**GOAL**: Exclude the pictures, then copy all remaining records exactly.
──────────
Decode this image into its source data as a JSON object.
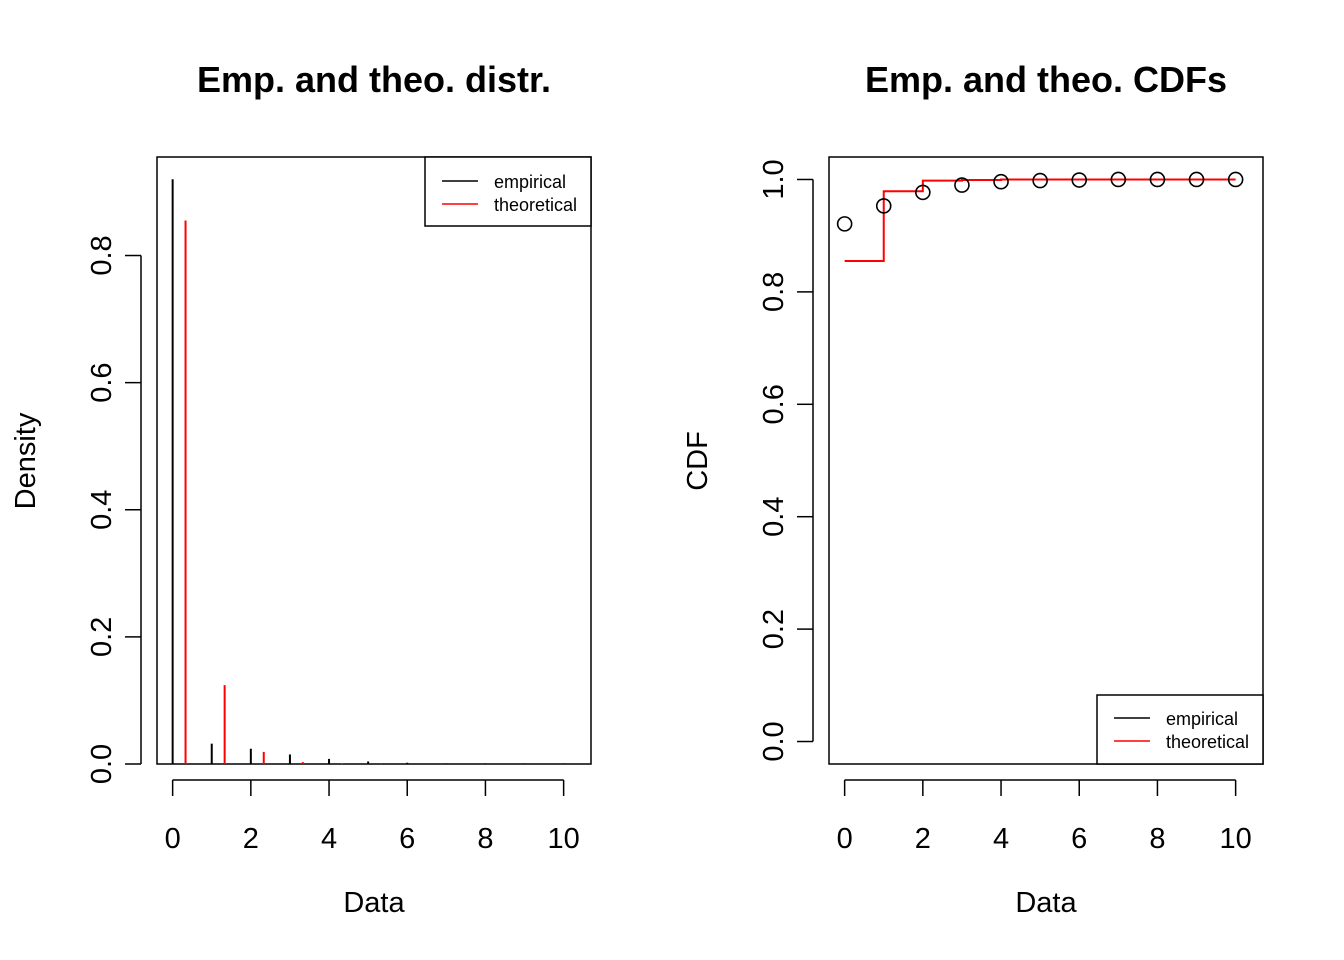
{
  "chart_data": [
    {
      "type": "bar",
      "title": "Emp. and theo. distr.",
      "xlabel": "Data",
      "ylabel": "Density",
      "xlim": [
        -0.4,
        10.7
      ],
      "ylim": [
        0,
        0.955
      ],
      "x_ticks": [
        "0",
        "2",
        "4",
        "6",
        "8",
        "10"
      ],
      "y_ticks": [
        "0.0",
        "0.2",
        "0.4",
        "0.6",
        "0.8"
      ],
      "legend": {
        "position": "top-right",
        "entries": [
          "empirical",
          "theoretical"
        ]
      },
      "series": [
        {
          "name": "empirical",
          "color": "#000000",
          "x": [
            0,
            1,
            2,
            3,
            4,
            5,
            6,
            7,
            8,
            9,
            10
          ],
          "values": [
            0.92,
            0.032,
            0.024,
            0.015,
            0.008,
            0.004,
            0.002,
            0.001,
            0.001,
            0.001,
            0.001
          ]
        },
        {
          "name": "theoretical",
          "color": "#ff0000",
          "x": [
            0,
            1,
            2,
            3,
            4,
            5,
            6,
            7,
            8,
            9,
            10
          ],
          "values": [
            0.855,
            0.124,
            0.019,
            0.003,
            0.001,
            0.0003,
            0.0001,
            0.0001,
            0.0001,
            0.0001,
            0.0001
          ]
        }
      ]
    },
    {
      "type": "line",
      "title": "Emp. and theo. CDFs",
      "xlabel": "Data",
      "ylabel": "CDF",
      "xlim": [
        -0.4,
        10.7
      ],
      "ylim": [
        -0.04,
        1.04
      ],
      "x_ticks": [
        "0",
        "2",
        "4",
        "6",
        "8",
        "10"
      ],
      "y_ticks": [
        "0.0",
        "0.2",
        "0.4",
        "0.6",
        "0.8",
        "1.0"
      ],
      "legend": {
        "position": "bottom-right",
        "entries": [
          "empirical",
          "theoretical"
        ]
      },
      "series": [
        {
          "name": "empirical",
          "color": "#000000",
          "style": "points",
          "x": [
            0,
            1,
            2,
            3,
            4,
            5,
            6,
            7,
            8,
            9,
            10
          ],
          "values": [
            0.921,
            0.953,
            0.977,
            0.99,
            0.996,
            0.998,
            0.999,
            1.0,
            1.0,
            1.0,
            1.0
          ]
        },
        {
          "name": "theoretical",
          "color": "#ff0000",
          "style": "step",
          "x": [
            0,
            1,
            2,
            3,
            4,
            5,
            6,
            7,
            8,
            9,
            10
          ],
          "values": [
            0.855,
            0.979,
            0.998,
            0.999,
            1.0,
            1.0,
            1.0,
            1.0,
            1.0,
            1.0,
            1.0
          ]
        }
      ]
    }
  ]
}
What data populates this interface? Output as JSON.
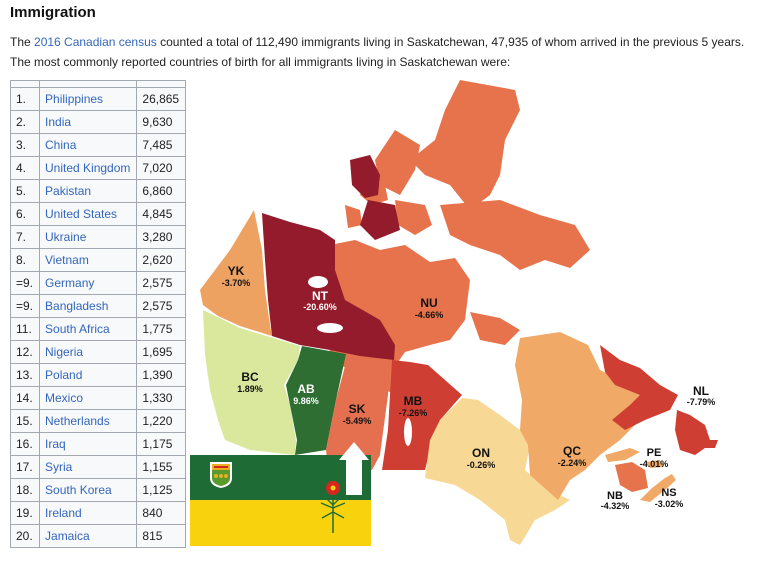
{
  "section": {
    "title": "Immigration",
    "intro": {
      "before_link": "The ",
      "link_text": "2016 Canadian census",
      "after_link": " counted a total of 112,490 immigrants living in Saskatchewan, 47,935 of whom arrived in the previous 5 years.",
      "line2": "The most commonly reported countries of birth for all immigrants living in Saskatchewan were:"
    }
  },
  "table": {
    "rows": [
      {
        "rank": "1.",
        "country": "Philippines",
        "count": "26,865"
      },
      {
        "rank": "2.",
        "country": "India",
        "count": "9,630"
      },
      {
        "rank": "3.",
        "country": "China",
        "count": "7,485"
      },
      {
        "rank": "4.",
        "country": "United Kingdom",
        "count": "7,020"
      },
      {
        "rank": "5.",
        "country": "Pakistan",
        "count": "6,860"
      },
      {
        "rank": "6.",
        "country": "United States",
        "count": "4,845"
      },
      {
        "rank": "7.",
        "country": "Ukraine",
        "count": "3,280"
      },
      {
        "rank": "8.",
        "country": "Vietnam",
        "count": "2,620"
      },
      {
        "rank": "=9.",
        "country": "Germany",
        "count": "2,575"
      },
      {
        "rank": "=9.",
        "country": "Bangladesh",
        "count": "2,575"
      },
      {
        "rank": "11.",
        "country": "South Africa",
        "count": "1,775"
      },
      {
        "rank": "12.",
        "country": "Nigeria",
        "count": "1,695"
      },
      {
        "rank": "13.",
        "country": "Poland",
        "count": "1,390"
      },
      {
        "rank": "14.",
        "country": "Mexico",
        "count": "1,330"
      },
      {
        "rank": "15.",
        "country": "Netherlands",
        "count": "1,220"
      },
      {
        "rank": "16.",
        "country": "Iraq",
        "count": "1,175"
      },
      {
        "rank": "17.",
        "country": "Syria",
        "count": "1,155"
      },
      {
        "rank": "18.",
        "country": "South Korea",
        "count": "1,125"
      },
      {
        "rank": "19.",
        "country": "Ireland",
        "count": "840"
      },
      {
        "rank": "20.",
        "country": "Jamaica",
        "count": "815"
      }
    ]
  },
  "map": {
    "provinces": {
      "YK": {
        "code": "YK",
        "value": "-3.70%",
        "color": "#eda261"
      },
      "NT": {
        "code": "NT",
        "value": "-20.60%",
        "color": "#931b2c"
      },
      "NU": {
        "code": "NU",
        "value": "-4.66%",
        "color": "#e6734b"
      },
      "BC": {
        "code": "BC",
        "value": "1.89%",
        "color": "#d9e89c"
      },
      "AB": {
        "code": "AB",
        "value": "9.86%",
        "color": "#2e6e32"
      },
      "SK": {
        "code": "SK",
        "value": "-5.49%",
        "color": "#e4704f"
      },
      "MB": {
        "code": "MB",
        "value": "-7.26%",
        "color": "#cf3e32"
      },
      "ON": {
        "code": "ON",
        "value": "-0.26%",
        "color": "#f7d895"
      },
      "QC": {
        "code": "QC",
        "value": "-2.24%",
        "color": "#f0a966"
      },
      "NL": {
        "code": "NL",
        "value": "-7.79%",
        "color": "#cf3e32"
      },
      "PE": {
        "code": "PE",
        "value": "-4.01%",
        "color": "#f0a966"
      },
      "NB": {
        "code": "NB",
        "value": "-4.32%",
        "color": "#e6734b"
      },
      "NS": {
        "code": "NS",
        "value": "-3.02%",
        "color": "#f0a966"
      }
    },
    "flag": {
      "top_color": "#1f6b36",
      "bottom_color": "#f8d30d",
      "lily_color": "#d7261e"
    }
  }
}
──────────
**TASK SOLUTION**:
Decode this image into its source data as a JSON object.
{
  "chart_data": [
    {
      "type": "bar",
      "title": "Emp. and theo. distr.",
      "xlabel": "Data",
      "ylabel": "Density",
      "xlim": [
        -0.4,
        10.7
      ],
      "ylim": [
        0,
        0.955
      ],
      "x_ticks": [
        "0",
        "2",
        "4",
        "6",
        "8",
        "10"
      ],
      "y_ticks": [
        "0.0",
        "0.2",
        "0.4",
        "0.6",
        "0.8"
      ],
      "legend": {
        "position": "top-right",
        "entries": [
          "empirical",
          "theoretical"
        ]
      },
      "series": [
        {
          "name": "empirical",
          "color": "#000000",
          "x": [
            0,
            1,
            2,
            3,
            4,
            5,
            6,
            7,
            8,
            9,
            10
          ],
          "values": [
            0.92,
            0.032,
            0.024,
            0.015,
            0.008,
            0.004,
            0.002,
            0.001,
            0.001,
            0.001,
            0.001
          ]
        },
        {
          "name": "theoretical",
          "color": "#ff0000",
          "x": [
            0,
            1,
            2,
            3,
            4,
            5,
            6,
            7,
            8,
            9,
            10
          ],
          "values": [
            0.855,
            0.124,
            0.019,
            0.003,
            0.001,
            0.0003,
            0.0001,
            0.0001,
            0.0001,
            0.0001,
            0.0001
          ]
        }
      ]
    },
    {
      "type": "line",
      "title": "Emp. and theo. CDFs",
      "xlabel": "Data",
      "ylabel": "CDF",
      "xlim": [
        -0.4,
        10.7
      ],
      "ylim": [
        -0.04,
        1.04
      ],
      "x_ticks": [
        "0",
        "2",
        "4",
        "6",
        "8",
        "10"
      ],
      "y_ticks": [
        "0.0",
        "0.2",
        "0.4",
        "0.6",
        "0.8",
        "1.0"
      ],
      "legend": {
        "position": "bottom-right",
        "entries": [
          "empirical",
          "theoretical"
        ]
      },
      "series": [
        {
          "name": "empirical",
          "color": "#000000",
          "style": "points",
          "x": [
            0,
            1,
            2,
            3,
            4,
            5,
            6,
            7,
            8,
            9,
            10
          ],
          "values": [
            0.921,
            0.953,
            0.977,
            0.99,
            0.996,
            0.998,
            0.999,
            1.0,
            1.0,
            1.0,
            1.0
          ]
        },
        {
          "name": "theoretical",
          "color": "#ff0000",
          "style": "step",
          "x": [
            0,
            1,
            2,
            3,
            4,
            5,
            6,
            7,
            8,
            9,
            10
          ],
          "values": [
            0.855,
            0.979,
            0.998,
            0.999,
            1.0,
            1.0,
            1.0,
            1.0,
            1.0,
            1.0,
            1.0
          ]
        }
      ]
    }
  ]
}
What data populates this interface? Output as JSON.
{
  "section": {
    "title": "Immigration",
    "intro": {
      "before_link": "The ",
      "link_text": "2016 Canadian census",
      "after_link": " counted a total of 112,490 immigrants living in Saskatchewan, 47,935 of whom arrived in the previous 5 years.",
      "line2": "The most commonly reported countries of birth for all immigrants living in Saskatchewan were:"
    }
  },
  "table": {
    "rows": [
      {
        "rank": "1.",
        "country": "Philippines",
        "count": "26,865"
      },
      {
        "rank": "2.",
        "country": "India",
        "count": "9,630"
      },
      {
        "rank": "3.",
        "country": "China",
        "count": "7,485"
      },
      {
        "rank": "4.",
        "country": "United Kingdom",
        "count": "7,020"
      },
      {
        "rank": "5.",
        "country": "Pakistan",
        "count": "6,860"
      },
      {
        "rank": "6.",
        "country": "United States",
        "count": "4,845"
      },
      {
        "rank": "7.",
        "country": "Ukraine",
        "count": "3,280"
      },
      {
        "rank": "8.",
        "country": "Vietnam",
        "count": "2,620"
      },
      {
        "rank": "=9.",
        "country": "Germany",
        "count": "2,575"
      },
      {
        "rank": "=9.",
        "country": "Bangladesh",
        "count": "2,575"
      },
      {
        "rank": "11.",
        "country": "South Africa",
        "count": "1,775"
      },
      {
        "rank": "12.",
        "country": "Nigeria",
        "count": "1,695"
      },
      {
        "rank": "13.",
        "country": "Poland",
        "count": "1,390"
      },
      {
        "rank": "14.",
        "country": "Mexico",
        "count": "1,330"
      },
      {
        "rank": "15.",
        "country": "Netherlands",
        "count": "1,220"
      },
      {
        "rank": "16.",
        "country": "Iraq",
        "count": "1,175"
      },
      {
        "rank": "17.",
        "country": "Syria",
        "count": "1,155"
      },
      {
        "rank": "18.",
        "country": "South Korea",
        "count": "1,125"
      },
      {
        "rank": "19.",
        "country": "Ireland",
        "count": "840"
      },
      {
        "rank": "20.",
        "country": "Jamaica",
        "count": "815"
      }
    ]
  },
  "map": {
    "provinces": {
      "YK": {
        "code": "YK",
        "value": "-3.70%",
        "color": "#eda261"
      },
      "NT": {
        "code": "NT",
        "value": "-20.60%",
        "color": "#931b2c"
      },
      "NU": {
        "code": "NU",
        "value": "-4.66%",
        "color": "#e6734b"
      },
      "BC": {
        "code": "BC",
        "value": "1.89%",
        "color": "#d9e89c"
      },
      "AB": {
        "code": "AB",
        "value": "9.86%",
        "color": "#2e6e32"
      },
      "SK": {
        "code": "SK",
        "value": "-5.49%",
        "color": "#e4704f"
      },
      "MB": {
        "code": "MB",
        "value": "-7.26%",
        "color": "#cf3e32"
      },
      "ON": {
        "code": "ON",
        "value": "-0.26%",
        "color": "#f7d895"
      },
      "QC": {
        "code": "QC",
        "value": "-2.24%",
        "color": "#f0a966"
      },
      "NL": {
        "code": "NL",
        "value": "-7.79%",
        "color": "#cf3e32"
      },
      "PE": {
        "code": "PE",
        "value": "-4.01%",
        "color": "#f0a966"
      },
      "NB": {
        "code": "NB",
        "value": "-4.32%",
        "color": "#e6734b"
      },
      "NS": {
        "code": "NS",
        "value": "-3.02%",
        "color": "#f0a966"
      }
    },
    "flag": {
      "top_color": "#1f6b36",
      "bottom_color": "#f8d30d",
      "lily_color": "#d7261e"
    }
  }
}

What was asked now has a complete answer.